Extracted records
——

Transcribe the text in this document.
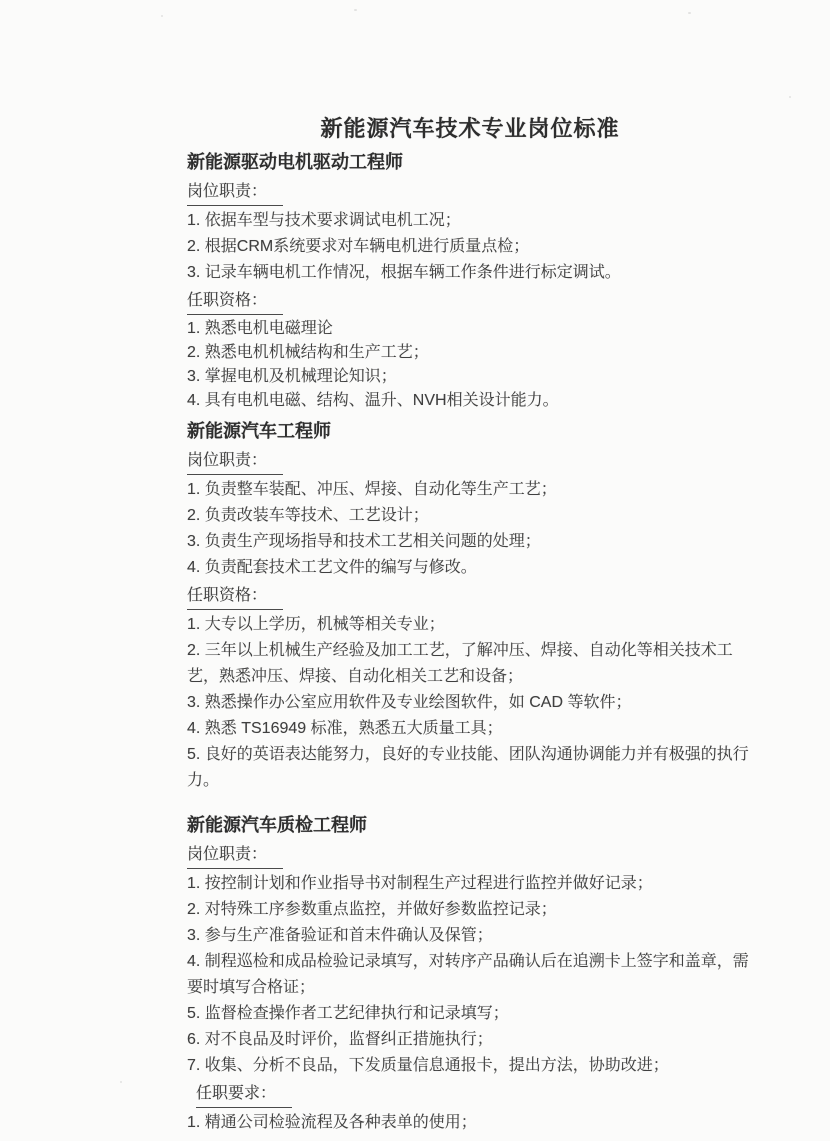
新能源汽车技术专业岗位标准
新能源驱动电机驱动工程师
岗位职责：

1. 依据车型与技术要求调试电机工况；

2. 根据CRM系统要求对车辆电机进行质量点检；

3. 记录车辆电机工作情况，根据车辆工作条件进行标定调试。

任职资格：

1. 熟悉电机电磁理论

2. 熟悉电机机械结构和生产工艺；

3. 掌握电机及机械理论知识；

4. 具有电机电磁、结构、温升、NVH相关设计能力。

新能源汽车工程师
岗位职责：

1. 负责整车装配、冲压、焊接、自动化等生产工艺；

2. 负责改装车等技术、工艺设计；

3. 负责生产现场指导和技术工艺相关问题的处理；

4. 负责配套技术工艺文件的编写与修改。

任职资格：

1. 大专以上学历，机械等相关专业；

2. 三年以上机械生产经验及加工工艺，了解冲压、焊接、自动化等相关技术工艺，熟悉冲压、焊接、自动化相关工艺和设备；

3. 熟悉操作办公室应用软件及专业绘图软件，如 CAD 等软件；

4. 熟悉 TS16949 标准，熟悉五大质量工具；

5. 良好的英语表达能努力，良好的专业技能、团队沟通协调能力并有极强的执行力。

新能源汽车质检工程师
岗位职责：

1. 按控制计划和作业指导书对制程生产过程进行监控并做好记录；

2. 对特殊工序参数重点监控，并做好参数监控记录；

3. 参与生产准备验证和首末件确认及保管；

4. 制程巡检和成品检验记录填写，对转序产品确认后在追溯卡上签字和盖章，需要时填写合格证；

5. 监督检查操作者工艺纪律执行和记录填写；

6. 对不良品及时评价，监督纠正措施执行；

7. 收集、分析不良品，下发质量信息通报卡，提出方法，协助改进；

任职要求：

1. 精通公司检验流程及各种表单的使用；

——

DO THIS
Above are the records; reproduce them exactly and leave out the pictures.

SOLUTION
Transcribe the text in this document.
新能源汽车技术专业岗位标准
新能源驱动电机驱动工程师
岗位职责：

1. 依据车型与技术要求调试电机工况；

2. 根据CRM系统要求对车辆电机进行质量点检；

3. 记录车辆电机工作情况，根据车辆工作条件进行标定调试。

任职资格：

1. 熟悉电机电磁理论

2. 熟悉电机机械结构和生产工艺；

3. 掌握电机及机械理论知识；

4. 具有电机电磁、结构、温升、NVH相关设计能力。

新能源汽车工程师
岗位职责：

1. 负责整车装配、冲压、焊接、自动化等生产工艺；

2. 负责改装车等技术、工艺设计；

3. 负责生产现场指导和技术工艺相关问题的处理；

4. 负责配套技术工艺文件的编写与修改。

任职资格：

1. 大专以上学历，机械等相关专业；

2. 三年以上机械生产经验及加工工艺，了解冲压、焊接、自动化等相关技术工艺，熟悉冲压、焊接、自动化相关工艺和设备；

3. 熟悉操作办公室应用软件及专业绘图软件，如 CAD 等软件；

4. 熟悉 TS16949 标准，熟悉五大质量工具；

5. 良好的英语表达能努力，良好的专业技能、团队沟通协调能力并有极强的执行力。

新能源汽车质检工程师
岗位职责：

1. 按控制计划和作业指导书对制程生产过程进行监控并做好记录；

2. 对特殊工序参数重点监控，并做好参数监控记录；

3. 参与生产准备验证和首末件确认及保管；

4. 制程巡检和成品检验记录填写，对转序产品确认后在追溯卡上签字和盖章，需要时填写合格证；

5. 监督检查操作者工艺纪律执行和记录填写；

6. 对不良品及时评价，监督纠正措施执行；

7. 收集、分析不良品，下发质量信息通报卡，提出方法，协助改进；

任职要求：

1. 精通公司检验流程及各种表单的使用；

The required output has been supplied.